— BEGIN —
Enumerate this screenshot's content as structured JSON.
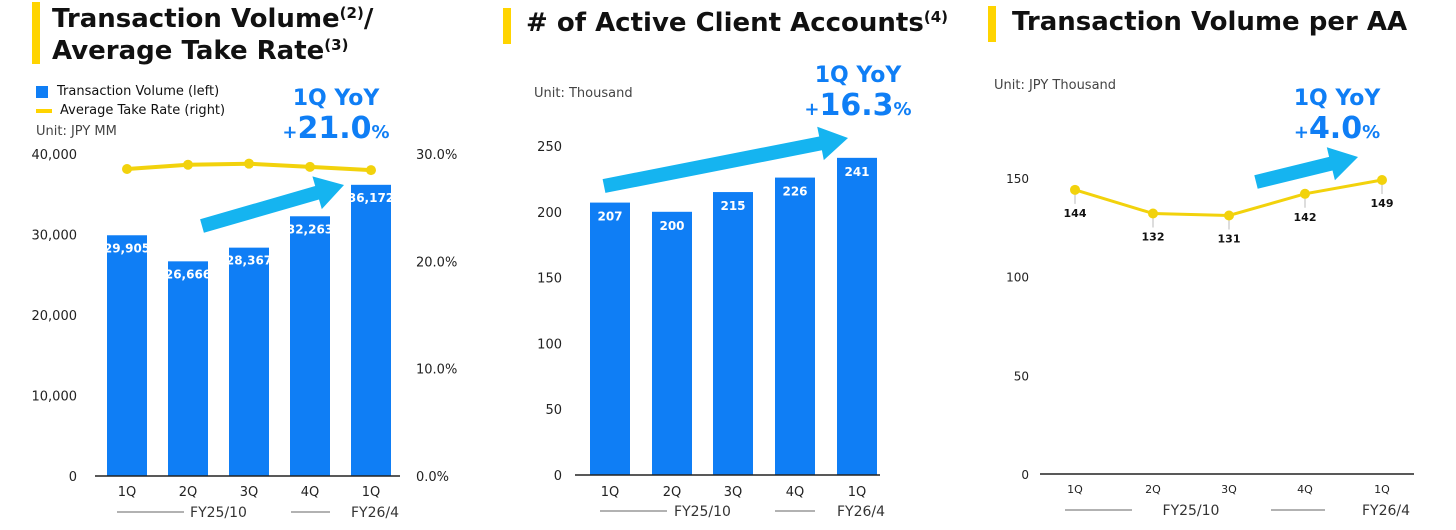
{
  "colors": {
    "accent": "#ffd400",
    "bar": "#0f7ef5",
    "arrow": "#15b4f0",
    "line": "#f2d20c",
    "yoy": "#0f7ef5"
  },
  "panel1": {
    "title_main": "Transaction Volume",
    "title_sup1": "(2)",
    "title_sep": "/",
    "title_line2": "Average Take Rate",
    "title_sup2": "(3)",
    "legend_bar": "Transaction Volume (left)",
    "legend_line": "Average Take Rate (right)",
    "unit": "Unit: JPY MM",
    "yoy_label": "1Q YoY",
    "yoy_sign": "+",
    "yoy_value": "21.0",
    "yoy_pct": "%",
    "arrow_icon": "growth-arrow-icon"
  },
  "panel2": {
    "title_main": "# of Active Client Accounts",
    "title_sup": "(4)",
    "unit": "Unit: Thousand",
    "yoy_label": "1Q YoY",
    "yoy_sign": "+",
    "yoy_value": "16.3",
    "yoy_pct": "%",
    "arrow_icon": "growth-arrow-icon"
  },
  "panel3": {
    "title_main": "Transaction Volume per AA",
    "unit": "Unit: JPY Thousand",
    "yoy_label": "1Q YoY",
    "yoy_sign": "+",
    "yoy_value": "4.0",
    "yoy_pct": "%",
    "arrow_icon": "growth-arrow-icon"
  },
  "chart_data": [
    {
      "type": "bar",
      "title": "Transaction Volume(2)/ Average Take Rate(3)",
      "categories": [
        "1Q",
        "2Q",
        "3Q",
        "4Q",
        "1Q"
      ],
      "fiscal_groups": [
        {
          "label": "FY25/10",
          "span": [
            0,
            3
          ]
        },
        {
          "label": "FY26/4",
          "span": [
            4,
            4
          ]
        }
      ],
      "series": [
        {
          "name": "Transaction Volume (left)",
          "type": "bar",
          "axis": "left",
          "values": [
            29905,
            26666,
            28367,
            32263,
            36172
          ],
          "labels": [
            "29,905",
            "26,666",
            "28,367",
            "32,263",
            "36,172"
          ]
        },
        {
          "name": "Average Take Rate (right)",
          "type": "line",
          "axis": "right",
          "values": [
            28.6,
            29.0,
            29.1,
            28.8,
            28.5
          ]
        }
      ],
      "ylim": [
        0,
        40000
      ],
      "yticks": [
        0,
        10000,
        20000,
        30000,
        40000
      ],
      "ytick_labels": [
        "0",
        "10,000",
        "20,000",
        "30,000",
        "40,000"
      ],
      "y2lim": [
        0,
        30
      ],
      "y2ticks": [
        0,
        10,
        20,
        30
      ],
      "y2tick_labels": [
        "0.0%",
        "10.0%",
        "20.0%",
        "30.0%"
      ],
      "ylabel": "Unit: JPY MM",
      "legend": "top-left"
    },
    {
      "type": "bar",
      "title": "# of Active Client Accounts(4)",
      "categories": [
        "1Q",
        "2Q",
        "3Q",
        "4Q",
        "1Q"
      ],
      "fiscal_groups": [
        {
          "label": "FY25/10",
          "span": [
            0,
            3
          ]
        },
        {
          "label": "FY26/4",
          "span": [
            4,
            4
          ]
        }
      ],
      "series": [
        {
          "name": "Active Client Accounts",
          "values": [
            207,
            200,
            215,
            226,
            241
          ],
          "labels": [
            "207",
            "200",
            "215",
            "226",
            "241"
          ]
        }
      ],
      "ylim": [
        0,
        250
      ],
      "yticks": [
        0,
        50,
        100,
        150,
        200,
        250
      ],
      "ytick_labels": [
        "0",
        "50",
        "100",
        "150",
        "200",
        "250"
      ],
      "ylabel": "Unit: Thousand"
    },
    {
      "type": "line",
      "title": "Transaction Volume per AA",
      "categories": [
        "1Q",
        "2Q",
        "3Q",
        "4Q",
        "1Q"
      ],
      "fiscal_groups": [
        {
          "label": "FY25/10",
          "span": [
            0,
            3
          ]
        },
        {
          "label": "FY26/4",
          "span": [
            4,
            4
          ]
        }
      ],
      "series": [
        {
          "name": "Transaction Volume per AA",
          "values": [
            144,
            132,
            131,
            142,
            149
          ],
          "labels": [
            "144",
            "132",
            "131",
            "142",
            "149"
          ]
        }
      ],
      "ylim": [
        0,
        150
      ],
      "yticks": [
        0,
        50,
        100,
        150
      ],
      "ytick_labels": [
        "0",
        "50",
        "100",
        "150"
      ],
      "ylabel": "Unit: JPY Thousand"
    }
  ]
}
— END —
> _PROBLEM_
Keep every word of the data as it is when you write it out, but drop the pictures.

> _SOLUTION TO THIS EXERCISE_
Enumerate this screenshot's content as structured JSON.
{
  "colors": {
    "accent": "#ffd400",
    "bar": "#0f7ef5",
    "arrow": "#15b4f0",
    "line": "#f2d20c",
    "yoy": "#0f7ef5"
  },
  "panel1": {
    "title_main": "Transaction Volume",
    "title_sup1": "(2)",
    "title_sep": "/",
    "title_line2": "Average Take Rate",
    "title_sup2": "(3)",
    "legend_bar": "Transaction Volume (left)",
    "legend_line": "Average Take Rate (right)",
    "unit": "Unit: JPY MM",
    "yoy_label": "1Q YoY",
    "yoy_sign": "+",
    "yoy_value": "21.0",
    "yoy_pct": "%",
    "arrow_icon": "growth-arrow-icon"
  },
  "panel2": {
    "title_main": "# of Active Client Accounts",
    "title_sup": "(4)",
    "unit": "Unit: Thousand",
    "yoy_label": "1Q YoY",
    "yoy_sign": "+",
    "yoy_value": "16.3",
    "yoy_pct": "%",
    "arrow_icon": "growth-arrow-icon"
  },
  "panel3": {
    "title_main": "Transaction Volume per AA",
    "unit": "Unit: JPY Thousand",
    "yoy_label": "1Q YoY",
    "yoy_sign": "+",
    "yoy_value": "4.0",
    "yoy_pct": "%",
    "arrow_icon": "growth-arrow-icon"
  },
  "chart_data": [
    {
      "type": "bar",
      "title": "Transaction Volume(2)/ Average Take Rate(3)",
      "categories": [
        "1Q",
        "2Q",
        "3Q",
        "4Q",
        "1Q"
      ],
      "fiscal_groups": [
        {
          "label": "FY25/10",
          "span": [
            0,
            3
          ]
        },
        {
          "label": "FY26/4",
          "span": [
            4,
            4
          ]
        }
      ],
      "series": [
        {
          "name": "Transaction Volume (left)",
          "type": "bar",
          "axis": "left",
          "values": [
            29905,
            26666,
            28367,
            32263,
            36172
          ],
          "labels": [
            "29,905",
            "26,666",
            "28,367",
            "32,263",
            "36,172"
          ]
        },
        {
          "name": "Average Take Rate (right)",
          "type": "line",
          "axis": "right",
          "values": [
            28.6,
            29.0,
            29.1,
            28.8,
            28.5
          ]
        }
      ],
      "ylim": [
        0,
        40000
      ],
      "yticks": [
        0,
        10000,
        20000,
        30000,
        40000
      ],
      "ytick_labels": [
        "0",
        "10,000",
        "20,000",
        "30,000",
        "40,000"
      ],
      "y2lim": [
        0,
        30
      ],
      "y2ticks": [
        0,
        10,
        20,
        30
      ],
      "y2tick_labels": [
        "0.0%",
        "10.0%",
        "20.0%",
        "30.0%"
      ],
      "ylabel": "Unit: JPY MM",
      "legend": "top-left"
    },
    {
      "type": "bar",
      "title": "# of Active Client Accounts(4)",
      "categories": [
        "1Q",
        "2Q",
        "3Q",
        "4Q",
        "1Q"
      ],
      "fiscal_groups": [
        {
          "label": "FY25/10",
          "span": [
            0,
            3
          ]
        },
        {
          "label": "FY26/4",
          "span": [
            4,
            4
          ]
        }
      ],
      "series": [
        {
          "name": "Active Client Accounts",
          "values": [
            207,
            200,
            215,
            226,
            241
          ],
          "labels": [
            "207",
            "200",
            "215",
            "226",
            "241"
          ]
        }
      ],
      "ylim": [
        0,
        250
      ],
      "yticks": [
        0,
        50,
        100,
        150,
        200,
        250
      ],
      "ytick_labels": [
        "0",
        "50",
        "100",
        "150",
        "200",
        "250"
      ],
      "ylabel": "Unit: Thousand"
    },
    {
      "type": "line",
      "title": "Transaction Volume per AA",
      "categories": [
        "1Q",
        "2Q",
        "3Q",
        "4Q",
        "1Q"
      ],
      "fiscal_groups": [
        {
          "label": "FY25/10",
          "span": [
            0,
            3
          ]
        },
        {
          "label": "FY26/4",
          "span": [
            4,
            4
          ]
        }
      ],
      "series": [
        {
          "name": "Transaction Volume per AA",
          "values": [
            144,
            132,
            131,
            142,
            149
          ],
          "labels": [
            "144",
            "132",
            "131",
            "142",
            "149"
          ]
        }
      ],
      "ylim": [
        0,
        150
      ],
      "yticks": [
        0,
        50,
        100,
        150
      ],
      "ytick_labels": [
        "0",
        "50",
        "100",
        "150"
      ],
      "ylabel": "Unit: JPY Thousand"
    }
  ]
}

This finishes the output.